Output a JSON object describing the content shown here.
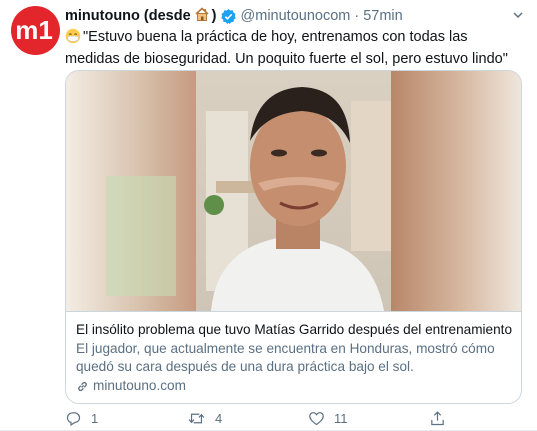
{
  "tweet": {
    "account_name": "minutouno (desde",
    "account_name_close": ")",
    "handle": "@minutounocom",
    "separator": "·",
    "time": "57min",
    "text": "\"Estuvo buena la práctica de hoy, entrenamos con todas las medidas de bioseguridad. Un poquito fuerte el sol, pero estuvo lindo\"",
    "avatar_logo_text": "m1",
    "icons": [
      "house-emoji-icon",
      "verified-badge-icon",
      "caret-down-icon",
      "face-mask-emoji-icon",
      "link-icon",
      "reply-icon",
      "retweet-icon",
      "like-icon",
      "share-icon"
    ],
    "accent_color": "#1da1f2",
    "brand_color": "#e3262b"
  },
  "card": {
    "title": "El insólito problema que tuvo Matías Garrido después del entrenamiento",
    "description": "El jugador, que actualmente se encuentra en Honduras, mostró cómo quedó su cara después de una dura práctica bajo el sol.",
    "domain": "minutouno.com"
  },
  "actions": {
    "reply_count": "1",
    "retweet_count": "4",
    "like_count": "11"
  }
}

What you are asked to do -
Gather each line that holds "emoji".

Response for this exercise -
      "house-emoji-icon",
      "face-mask-emoji-icon",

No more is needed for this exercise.